## TEXT PROVIDED
# getting tivo web to work outside my network



## jonmon (Jan 19, 2010)

Hi there
I have another issue with new upgrade. I can get tivo web to work on my network but I gave my friend my network ip address and says could not connect to server. I have tried it with my 3g phone and it doesn't work either. I dont know much about this stuff but do think its the modem thats the prob not the tivo and its something i got to change on the modem web page? The modem is a Thomson modem from plusnet.
thanks for any help


----------



## staffie2001uk (Apr 1, 2004)

jonmon said:


> Hi there
> I have another issue with new upgrade. I can get tivo web to work on my network but I gave my friend my network ip address and says could not connect to server. I have tried it with my 3g phone and it doesn't work either. I dont know much about this stuff but do think its the modem thats the prob not the tivo and its something i got to change on the modem web page? The modem is a Thomson modem from plusnet.
> thanks for any help


You need to route the incoming web request to the TiVo IP within your network. This will be called different things on different modem/routers. On my netgear it is "Firewall Rules". You select the service (Web/http) and select the destination as the IP of the TiVo within the network.

If you need more specific guidance, post the make/model of your modem.

Hope this helps.


----------



## steveroe (Oct 29, 2002)

I think your question has been answered over on your identical post on the tivoland forums.


----------



## jonmon (Jan 19, 2010)

Thanks both for the reply
I tried the procedure in the other tivo forum but I must be doing something wrong as I am having no luck. This is what he told me to do

1) Select "Create a new game or application"

## EXERCISE INPUT
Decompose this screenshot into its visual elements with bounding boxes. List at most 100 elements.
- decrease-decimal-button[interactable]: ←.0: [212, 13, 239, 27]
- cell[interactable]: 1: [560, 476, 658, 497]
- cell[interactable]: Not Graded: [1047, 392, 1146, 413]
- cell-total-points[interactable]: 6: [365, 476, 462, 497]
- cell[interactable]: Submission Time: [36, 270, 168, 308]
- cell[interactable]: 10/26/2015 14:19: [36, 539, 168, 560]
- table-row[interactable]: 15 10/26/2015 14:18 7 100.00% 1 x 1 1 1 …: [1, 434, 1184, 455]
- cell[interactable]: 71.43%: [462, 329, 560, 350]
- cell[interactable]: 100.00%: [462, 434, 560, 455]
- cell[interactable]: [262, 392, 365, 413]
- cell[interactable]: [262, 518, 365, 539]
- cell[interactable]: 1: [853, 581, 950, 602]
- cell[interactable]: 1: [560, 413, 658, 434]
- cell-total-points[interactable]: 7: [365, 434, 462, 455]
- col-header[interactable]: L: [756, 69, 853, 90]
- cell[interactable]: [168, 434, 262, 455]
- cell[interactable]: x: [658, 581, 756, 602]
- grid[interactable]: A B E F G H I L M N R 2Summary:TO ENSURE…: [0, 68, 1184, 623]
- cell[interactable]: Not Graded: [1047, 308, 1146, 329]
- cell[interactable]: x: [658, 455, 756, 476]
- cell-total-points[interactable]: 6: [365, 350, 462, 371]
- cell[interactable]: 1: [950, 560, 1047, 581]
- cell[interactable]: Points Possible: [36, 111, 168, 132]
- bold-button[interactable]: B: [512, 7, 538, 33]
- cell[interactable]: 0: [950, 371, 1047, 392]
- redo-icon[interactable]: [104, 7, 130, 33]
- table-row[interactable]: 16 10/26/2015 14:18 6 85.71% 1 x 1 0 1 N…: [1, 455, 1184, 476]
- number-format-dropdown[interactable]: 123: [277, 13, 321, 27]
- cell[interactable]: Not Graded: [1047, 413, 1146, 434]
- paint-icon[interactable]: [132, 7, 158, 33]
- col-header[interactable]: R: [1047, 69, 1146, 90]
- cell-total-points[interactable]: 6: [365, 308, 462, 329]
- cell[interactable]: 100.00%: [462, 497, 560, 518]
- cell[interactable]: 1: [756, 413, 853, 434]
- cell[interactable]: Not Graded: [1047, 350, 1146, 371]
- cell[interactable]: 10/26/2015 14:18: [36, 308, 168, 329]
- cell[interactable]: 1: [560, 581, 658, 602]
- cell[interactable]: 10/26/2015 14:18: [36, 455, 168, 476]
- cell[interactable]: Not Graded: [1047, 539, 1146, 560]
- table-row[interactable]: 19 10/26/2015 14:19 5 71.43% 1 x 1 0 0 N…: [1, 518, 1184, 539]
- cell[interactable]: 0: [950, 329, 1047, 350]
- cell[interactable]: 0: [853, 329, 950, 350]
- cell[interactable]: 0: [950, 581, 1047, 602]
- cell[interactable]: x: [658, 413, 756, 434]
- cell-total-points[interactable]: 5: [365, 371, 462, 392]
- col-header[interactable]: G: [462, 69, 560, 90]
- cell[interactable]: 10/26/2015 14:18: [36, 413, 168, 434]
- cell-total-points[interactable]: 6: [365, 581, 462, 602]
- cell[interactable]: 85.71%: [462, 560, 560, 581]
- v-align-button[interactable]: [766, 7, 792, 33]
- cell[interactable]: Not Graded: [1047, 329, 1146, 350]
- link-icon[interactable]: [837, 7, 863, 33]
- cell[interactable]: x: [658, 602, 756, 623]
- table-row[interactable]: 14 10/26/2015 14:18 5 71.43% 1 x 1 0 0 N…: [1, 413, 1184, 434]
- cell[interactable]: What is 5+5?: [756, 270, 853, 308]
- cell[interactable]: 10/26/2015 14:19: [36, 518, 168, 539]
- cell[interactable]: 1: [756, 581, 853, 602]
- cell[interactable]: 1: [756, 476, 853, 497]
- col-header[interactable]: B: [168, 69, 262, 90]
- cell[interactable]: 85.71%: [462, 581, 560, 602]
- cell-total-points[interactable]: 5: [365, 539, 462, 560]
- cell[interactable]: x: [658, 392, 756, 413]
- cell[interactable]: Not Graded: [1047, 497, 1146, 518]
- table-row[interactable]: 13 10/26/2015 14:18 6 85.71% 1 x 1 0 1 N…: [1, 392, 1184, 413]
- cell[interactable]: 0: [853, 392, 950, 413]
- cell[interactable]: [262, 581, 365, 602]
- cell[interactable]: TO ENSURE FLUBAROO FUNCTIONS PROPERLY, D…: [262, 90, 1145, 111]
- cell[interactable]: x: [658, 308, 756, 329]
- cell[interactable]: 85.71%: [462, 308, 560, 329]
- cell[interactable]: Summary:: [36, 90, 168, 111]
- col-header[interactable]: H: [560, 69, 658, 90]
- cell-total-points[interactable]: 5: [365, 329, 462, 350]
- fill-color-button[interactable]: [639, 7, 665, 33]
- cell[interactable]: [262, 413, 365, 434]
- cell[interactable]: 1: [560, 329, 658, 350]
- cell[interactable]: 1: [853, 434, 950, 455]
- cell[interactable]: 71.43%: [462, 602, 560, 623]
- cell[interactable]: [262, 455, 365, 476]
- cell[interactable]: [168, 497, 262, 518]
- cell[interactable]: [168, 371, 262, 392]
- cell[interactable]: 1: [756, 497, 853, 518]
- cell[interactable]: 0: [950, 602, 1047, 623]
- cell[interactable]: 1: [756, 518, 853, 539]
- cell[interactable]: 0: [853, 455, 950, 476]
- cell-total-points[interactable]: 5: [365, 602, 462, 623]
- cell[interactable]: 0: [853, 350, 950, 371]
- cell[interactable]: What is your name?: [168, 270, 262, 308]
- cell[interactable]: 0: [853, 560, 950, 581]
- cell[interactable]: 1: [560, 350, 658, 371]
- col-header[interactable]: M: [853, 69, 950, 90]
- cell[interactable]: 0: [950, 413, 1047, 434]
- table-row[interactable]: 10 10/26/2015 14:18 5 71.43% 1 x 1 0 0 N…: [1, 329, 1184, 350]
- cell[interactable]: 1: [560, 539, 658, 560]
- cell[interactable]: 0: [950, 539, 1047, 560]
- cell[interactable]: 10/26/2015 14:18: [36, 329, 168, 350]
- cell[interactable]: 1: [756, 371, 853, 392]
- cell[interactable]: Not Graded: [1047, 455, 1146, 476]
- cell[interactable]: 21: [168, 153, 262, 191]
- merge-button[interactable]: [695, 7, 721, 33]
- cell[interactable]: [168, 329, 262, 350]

## TASK LIST
• a. Using the forum thread, decide whether each statement agrees with it, answering yes or no and quoting the words that settle it: (i) The modem jonmon uses is a Thomson modem supplied by plusnet. (ii) On staffie2001uk's netgear, the setting for routing incoming requests is called "Port Forwarding." (iii) jonmon tried reaching tivo web from a 3g phone.
• b. In the records, edit the stretch from the start through the line that contains "- cell[interactable]: 1: [560, 413, 658, 434]" so that "Not Graded" becomes "Ungraded", keeping everything else the same, and give only those lines.

## RESPONSES PER TASK
• a.
(i) Yes: "The modem is a Thomson modem from plusnet."
(ii) No: "On my netgear it is "Firewall Rules"."
(iii) Yes: "I have tried it with my 3g phone and it doesn't work either."

• b.
Decompose this screenshot into its visual elements with bounding boxes. List at most 100 elements.
- decrease-decimal-button[interactable]: ←.0: [212, 13, 239, 27]
- cell[interactable]: 1: [560, 476, 658, 497]
- cell[interactable]: Ungraded: [1047, 392, 1146, 413]
- cell-total-points[interactable]: 6: [365, 476, 462, 497]
- cell[interactable]: Submission Time: [36, 270, 168, 308]
- cell[interactable]: 10/26/2015 14:19: [36, 539, 168, 560]
- table-row[interactable]: 15 10/26/2015 14:18 7 100.00% 1 x 1 1 1 …: [1, 434, 1184, 455]
- cell[interactable]: 71.43%: [462, 329, 560, 350]
- cell[interactable]: 100.00%: [462, 434, 560, 455]
- cell[interactable]: [262, 392, 365, 413]
- cell[interactable]: [262, 518, 365, 539]
- cell[interactable]: 1: [853, 581, 950, 602]
- cell[interactable]: 1: [560, 413, 658, 434]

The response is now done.